Aim: Which lines have the string "Isla"? Copy all of them from the entries below.

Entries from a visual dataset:

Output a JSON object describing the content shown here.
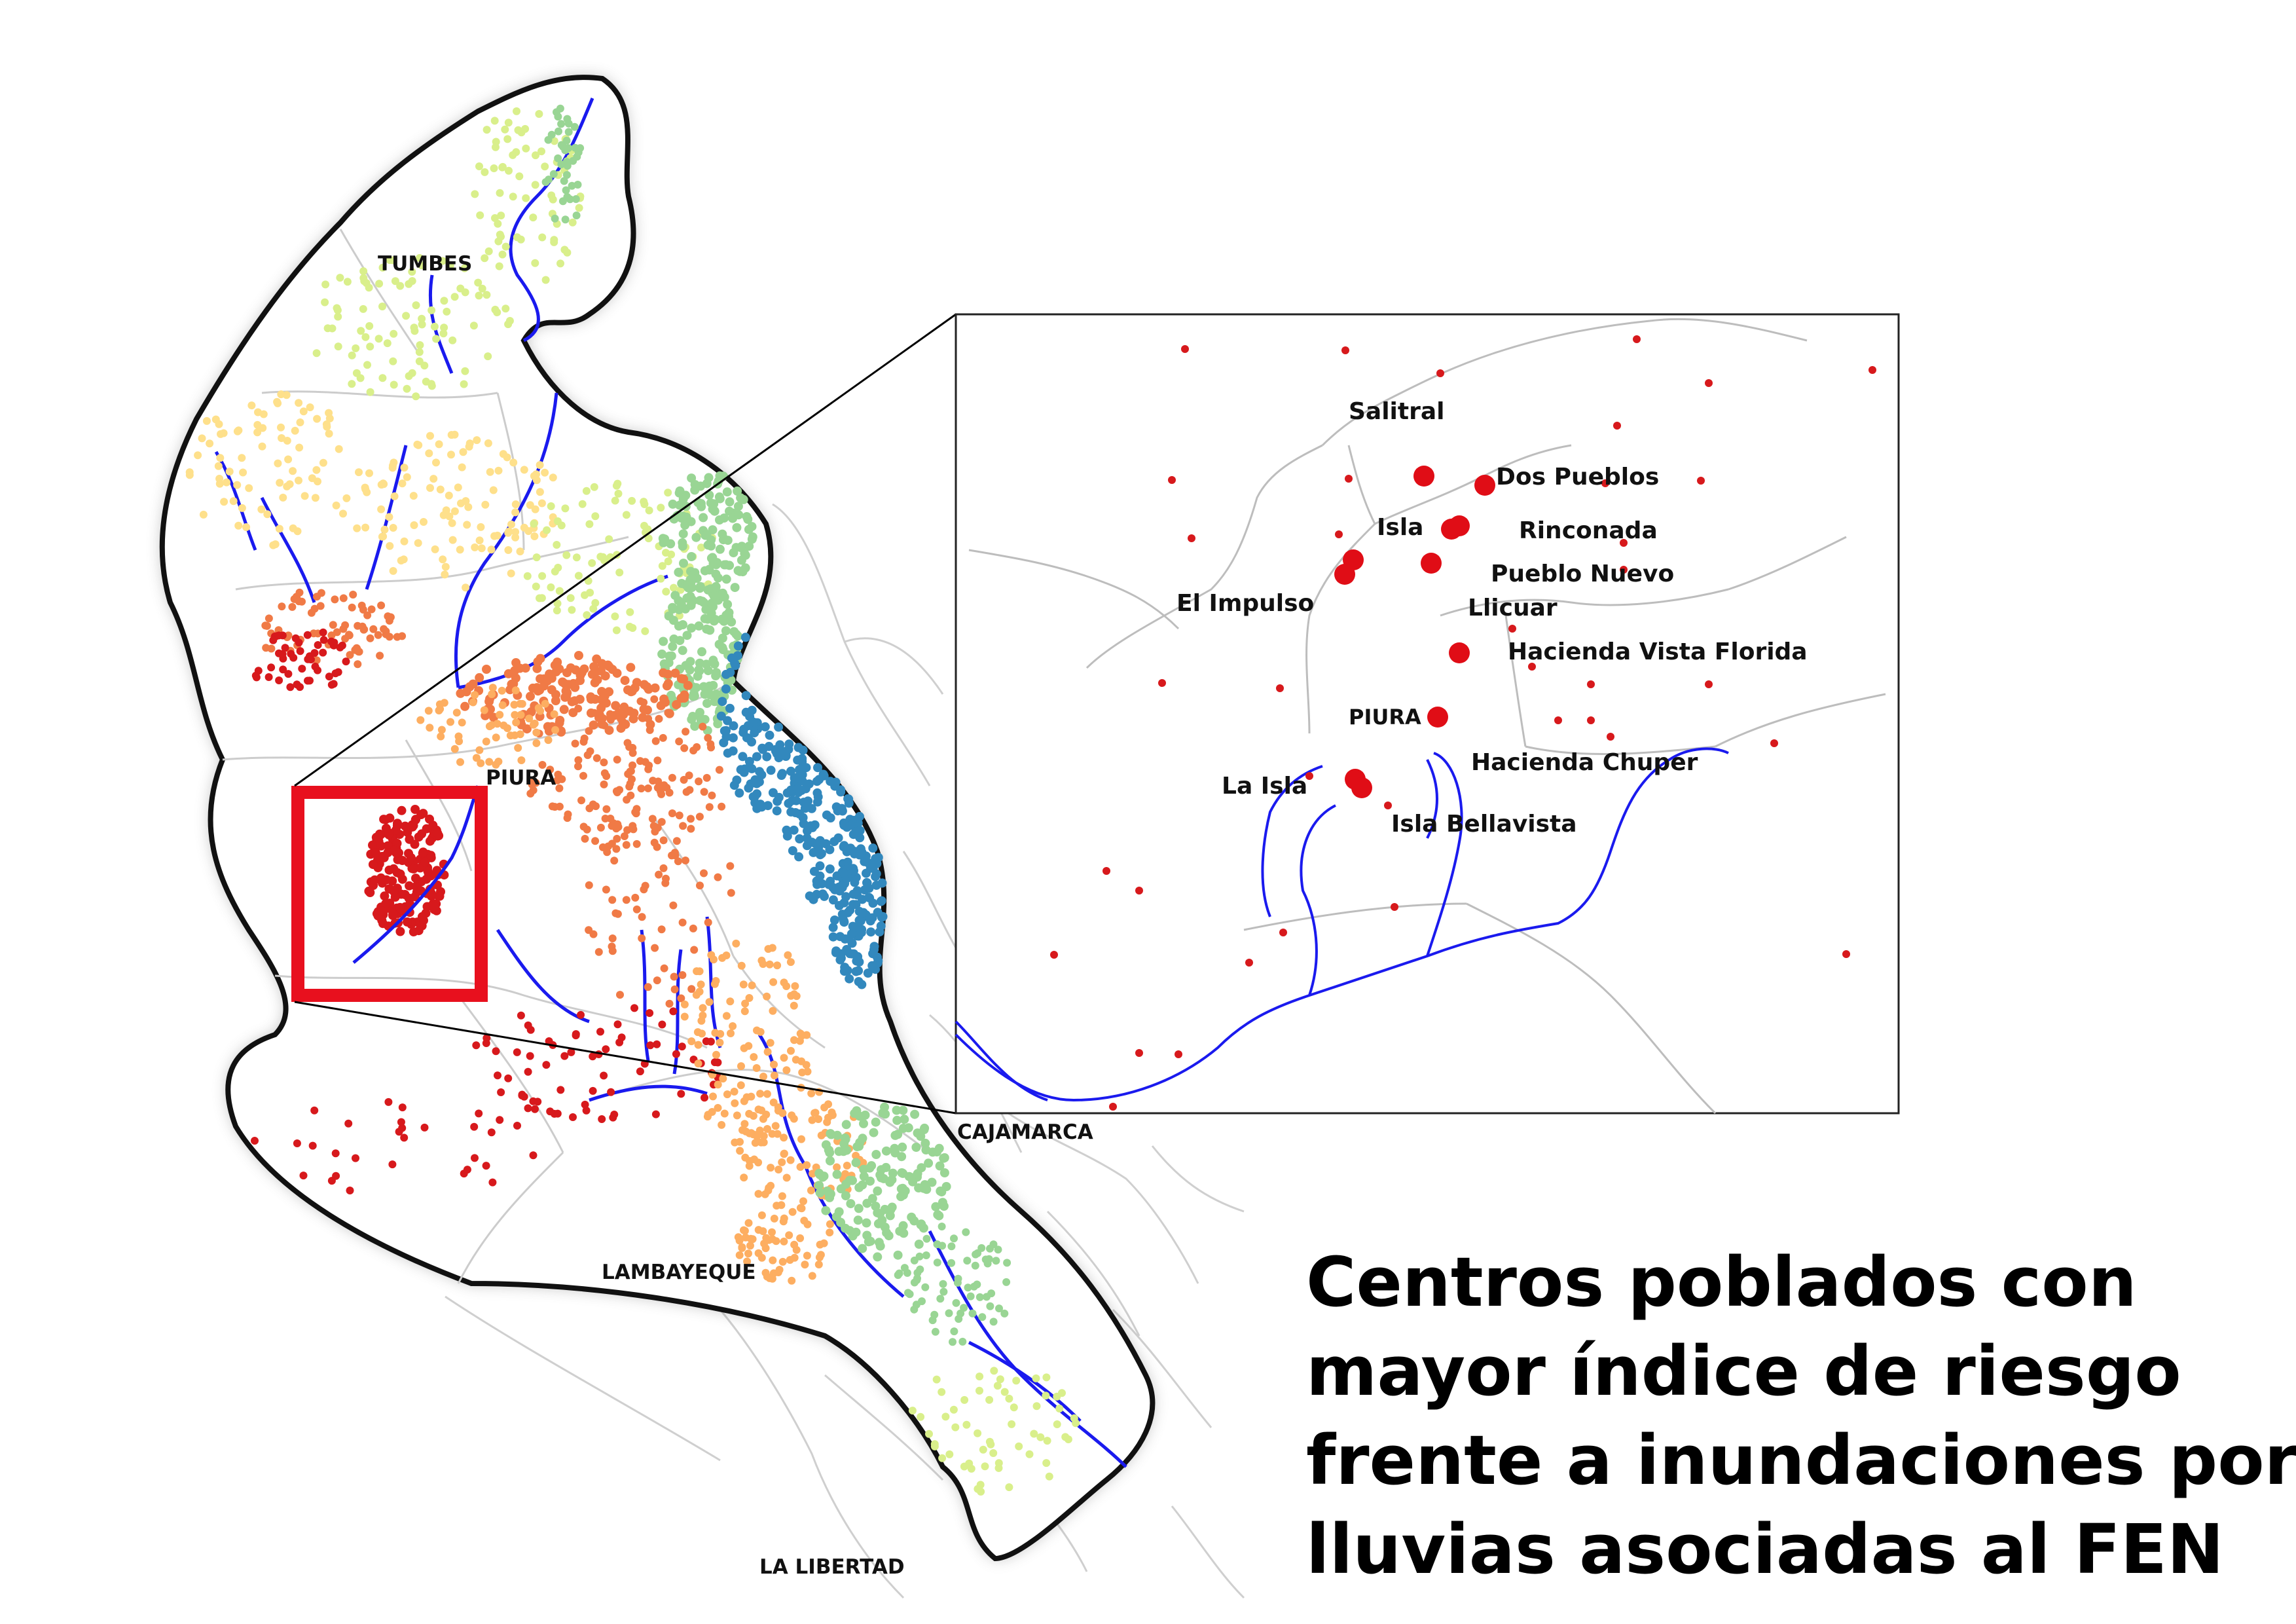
{
  "title_lines": [
    "Centros poblados con",
    "mayor índice de riesgo",
    "frente a inundaciones por",
    "lluvias asociadas al FEN"
  ],
  "regions": {
    "tumbes": "TUMBES",
    "piura": "PIURA",
    "cajamarca": "CAJAMARCA",
    "lambayeque": "LAMBAYEQUE",
    "la_libertad": "LA LIBERTAD"
  },
  "inset_places": {
    "salitral": "Salitral",
    "dos_pueblos": "Dos Pueblos",
    "isla": "Isla",
    "rinconada": "Rinconada",
    "pueblo_nuevo": "Pueblo Nuevo",
    "el_impulso": "El Impulso",
    "llicuar": "Llicuar",
    "hacienda_vista_florida": "Hacienda Vista Florida",
    "piura": "PIURA",
    "hacienda_chuper": "Hacienda Chuper",
    "la_isla": "La Isla",
    "isla_bellavista": "Isla Bellavista"
  },
  "colors": {
    "river": "#1a1aee",
    "boundary": "#c9c9c9",
    "outline": "#111111",
    "highlight_box": "#e8101e",
    "risk_very_high": "#d7191c",
    "risk_high": "#f07a46",
    "risk_medium_high": "#fdae61",
    "risk_medium": "#fee08b",
    "risk_low_medium": "#d9ef8b",
    "risk_low": "#99d594",
    "risk_very_low": "#3288bd"
  }
}
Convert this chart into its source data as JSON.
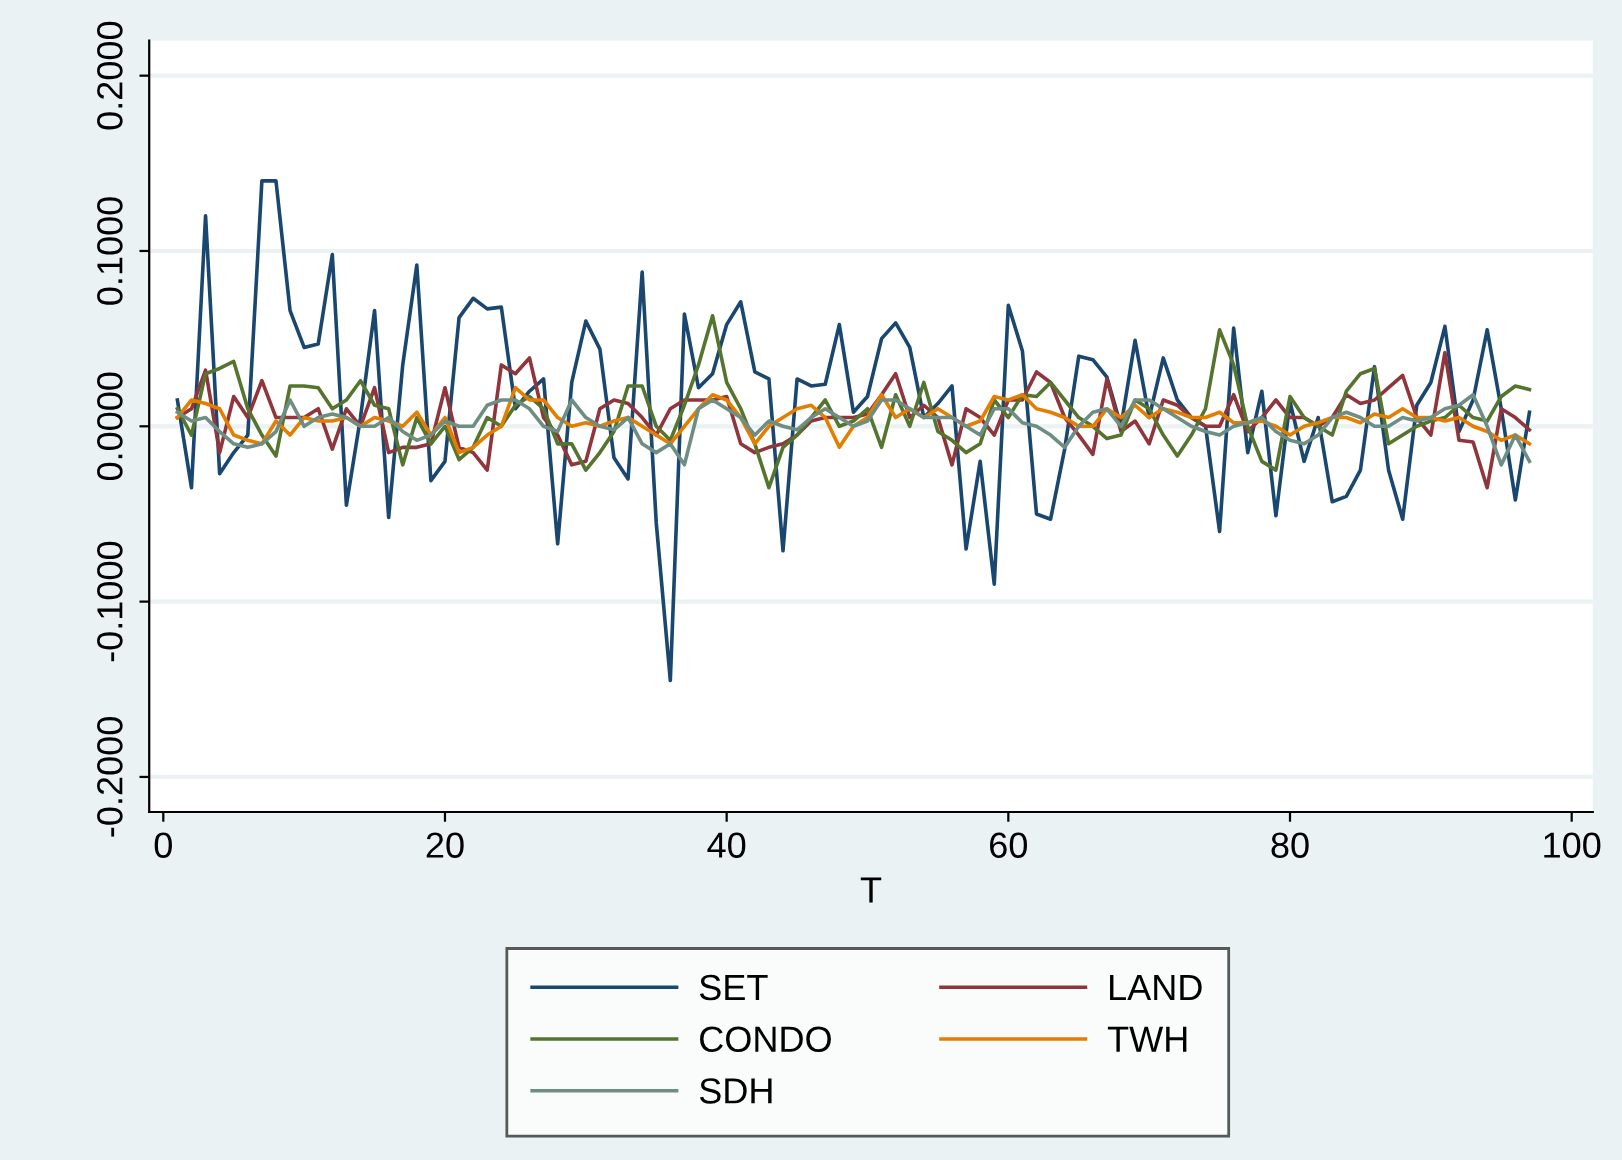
{
  "chart_data": {
    "type": "line",
    "xlabel": "T",
    "x": [
      1,
      2,
      3,
      4,
      5,
      6,
      7,
      8,
      9,
      10,
      11,
      12,
      13,
      14,
      15,
      16,
      17,
      18,
      19,
      20,
      21,
      22,
      23,
      24,
      25,
      26,
      27,
      28,
      29,
      30,
      31,
      32,
      33,
      34,
      35,
      36,
      37,
      38,
      39,
      40,
      41,
      42,
      43,
      44,
      45,
      46,
      47,
      48,
      49,
      50,
      51,
      52,
      53,
      54,
      55,
      56,
      57,
      58,
      59,
      60,
      61,
      62,
      63,
      64,
      65,
      66,
      67,
      68,
      69,
      70,
      71,
      72,
      73,
      74,
      75,
      76,
      77,
      78,
      79,
      80,
      81,
      82,
      83,
      84,
      85,
      86,
      87,
      88,
      89,
      90,
      91,
      92,
      93,
      94,
      95,
      96,
      97
    ],
    "series": [
      {
        "name": "SET",
        "color": "#1a476f",
        "values": [
          0.015,
          -0.035,
          0.12,
          -0.027,
          -0.015,
          -0.005,
          0.14,
          0.14,
          0.066,
          0.045,
          0.047,
          0.098,
          -0.045,
          0.005,
          0.066,
          -0.052,
          0.035,
          0.092,
          -0.031,
          -0.02,
          0.062,
          0.073,
          0.067,
          0.068,
          0.01,
          0.02,
          0.027,
          -0.067,
          0.025,
          0.06,
          0.044,
          -0.018,
          -0.03,
          0.088,
          -0.055,
          -0.145,
          0.064,
          0.022,
          0.03,
          0.058,
          0.071,
          0.031,
          0.027,
          -0.071,
          0.027,
          0.023,
          0.024,
          0.058,
          0.008,
          0.017,
          0.05,
          0.059,
          0.045,
          0.005,
          0.013,
          0.023,
          -0.07,
          -0.02,
          -0.09,
          0.069,
          0.043,
          -0.05,
          -0.053,
          -0.013,
          0.04,
          0.038,
          0.028,
          0.0,
          0.049,
          0.005,
          0.039,
          0.015,
          0.005,
          0.0,
          -0.06,
          0.056,
          -0.015,
          0.02,
          -0.051,
          0.014,
          -0.02,
          0.005,
          -0.043,
          -0.04,
          -0.025,
          0.034,
          -0.025,
          -0.053,
          0.012,
          0.025,
          0.057,
          -0.003,
          0.015,
          0.055,
          0.01,
          -0.042,
          0.008
        ]
      },
      {
        "name": "LAND",
        "color": "#90353b",
        "values": [
          0.005,
          0.01,
          0.032,
          -0.015,
          0.017,
          0.005,
          0.026,
          0.005,
          0.005,
          0.005,
          0.01,
          -0.013,
          0.01,
          0.0,
          0.022,
          -0.015,
          -0.012,
          -0.012,
          -0.01,
          0.022,
          -0.012,
          -0.015,
          -0.025,
          0.035,
          0.03,
          0.039,
          0.005,
          -0.005,
          -0.022,
          -0.02,
          0.01,
          0.015,
          0.013,
          0.005,
          -0.005,
          0.01,
          0.015,
          0.015,
          0.015,
          0.017,
          -0.01,
          -0.015,
          -0.012,
          -0.01,
          -0.005,
          0.003,
          0.005,
          0.005,
          0.005,
          0.007,
          0.018,
          0.03,
          0.005,
          0.012,
          0.005,
          -0.022,
          0.01,
          0.005,
          -0.005,
          0.015,
          0.015,
          0.031,
          0.025,
          0.005,
          -0.005,
          -0.016,
          0.027,
          -0.003,
          0.003,
          -0.01,
          0.015,
          0.012,
          0.005,
          0.0,
          0.0,
          0.018,
          -0.003,
          0.005,
          0.015,
          0.005,
          0.005,
          0.0,
          0.005,
          0.018,
          0.013,
          0.015,
          0.022,
          0.029,
          0.005,
          -0.005,
          0.042,
          -0.008,
          -0.009,
          -0.035,
          0.01,
          0.005,
          -0.002
        ]
      },
      {
        "name": "CONDO",
        "color": "#55752f",
        "values": [
          0.01,
          -0.005,
          0.03,
          0.033,
          0.037,
          0.01,
          -0.005,
          -0.017,
          0.023,
          0.023,
          0.022,
          0.01,
          0.015,
          0.026,
          0.012,
          0.01,
          -0.022,
          0.005,
          -0.01,
          0.0,
          -0.019,
          -0.012,
          0.005,
          0.0,
          0.012,
          0.017,
          0.01,
          -0.01,
          -0.01,
          -0.025,
          -0.015,
          -0.003,
          0.023,
          0.023,
          0.0,
          -0.008,
          0.012,
          0.035,
          0.063,
          0.025,
          0.01,
          -0.01,
          -0.035,
          -0.012,
          -0.005,
          0.005,
          0.015,
          0.0,
          0.003,
          0.01,
          -0.012,
          0.018,
          0.0,
          0.025,
          -0.003,
          -0.008,
          -0.015,
          -0.01,
          0.015,
          0.005,
          0.018,
          0.017,
          0.025,
          0.015,
          0.005,
          0.0,
          -0.007,
          -0.005,
          0.015,
          0.01,
          -0.005,
          -0.017,
          -0.005,
          0.01,
          0.055,
          0.035,
          0.0,
          -0.02,
          -0.025,
          0.017,
          0.005,
          0.0,
          -0.005,
          0.02,
          0.03,
          0.033,
          -0.01,
          -0.005,
          0.0,
          0.003,
          0.005,
          0.012,
          0.005,
          0.003,
          0.017,
          0.023,
          0.021
        ]
      },
      {
        "name": "TWH",
        "color": "#e37e00",
        "values": [
          0.005,
          0.015,
          0.013,
          0.01,
          -0.005,
          -0.008,
          -0.01,
          0.003,
          -0.005,
          0.005,
          0.003,
          0.003,
          0.005,
          0.0,
          0.005,
          0.003,
          0.0,
          0.008,
          -0.005,
          0.005,
          -0.015,
          -0.012,
          -0.005,
          0.0,
          0.022,
          0.015,
          0.015,
          0.005,
          0.0,
          0.002,
          0.0,
          0.003,
          0.005,
          0.0,
          -0.005,
          -0.01,
          0.0,
          0.01,
          0.018,
          0.015,
          0.005,
          -0.01,
          0.0,
          0.005,
          0.01,
          0.012,
          0.005,
          -0.012,
          0.0,
          0.005,
          0.018,
          0.005,
          0.01,
          0.005,
          0.01,
          0.005,
          0.0,
          0.003,
          0.017,
          0.015,
          0.018,
          0.01,
          0.008,
          0.005,
          0.0,
          0.0,
          0.01,
          0.005,
          0.012,
          0.005,
          0.01,
          0.008,
          0.005,
          0.005,
          0.008,
          0.002,
          0.002,
          0.003,
          0.0,
          -0.005,
          0.0,
          0.002,
          0.005,
          0.005,
          0.002,
          0.007,
          0.005,
          0.01,
          0.005,
          0.005,
          0.003,
          0.005,
          0.0,
          -0.003,
          -0.008,
          -0.005,
          -0.01
        ]
      },
      {
        "name": "SDH",
        "color": "#6e8e84",
        "values": [
          0.008,
          0.003,
          0.005,
          -0.003,
          -0.01,
          -0.012,
          -0.01,
          -0.003,
          0.015,
          0.0,
          0.005,
          0.007,
          0.005,
          0.0,
          0.0,
          0.005,
          -0.003,
          -0.008,
          -0.005,
          0.003,
          0.0,
          0.0,
          0.012,
          0.015,
          0.015,
          0.01,
          0.0,
          -0.003,
          0.015,
          0.005,
          0.0,
          -0.002,
          0.005,
          -0.01,
          -0.015,
          -0.01,
          -0.022,
          0.01,
          0.015,
          0.01,
          0.005,
          -0.005,
          0.003,
          0.0,
          -0.002,
          0.005,
          0.01,
          0.005,
          0.0,
          0.003,
          0.015,
          0.015,
          0.01,
          0.005,
          0.005,
          0.005,
          0.0,
          -0.005,
          0.01,
          0.01,
          0.002,
          0.0,
          -0.005,
          -0.012,
          0.0,
          0.008,
          0.01,
          0.0,
          0.015,
          0.015,
          0.01,
          0.005,
          0.0,
          -0.003,
          -0.005,
          0.0,
          0.002,
          0.005,
          -0.003,
          -0.008,
          -0.01,
          -0.005,
          0.005,
          0.008,
          0.005,
          0.0,
          0.0,
          0.005,
          0.003,
          0.005,
          0.01,
          0.012,
          0.018,
          0.0,
          -0.022,
          -0.005,
          -0.02
        ]
      }
    ],
    "xlim": [
      -1,
      101.5
    ],
    "xticks": [
      0,
      20,
      40,
      60,
      80,
      100
    ],
    "ylim": [
      -0.22,
      0.22
    ],
    "yticks": [
      {
        "value": -0.2,
        "label": "-0.2000"
      },
      {
        "value": -0.1,
        "label": "-0.1000"
      },
      {
        "value": 0,
        "label": "0.0000"
      },
      {
        "value": 0.1,
        "label": "0.1000"
      },
      {
        "value": 0.2,
        "label": "0.2000"
      }
    ],
    "grid": "y",
    "legend": "bottom",
    "marker": "none",
    "line_style": "solid"
  }
}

Solution for this exercise:
    "isla": "Isla",
    "la_isla": "La Isla",
    "isla_bellavista": "Isla Bellavista"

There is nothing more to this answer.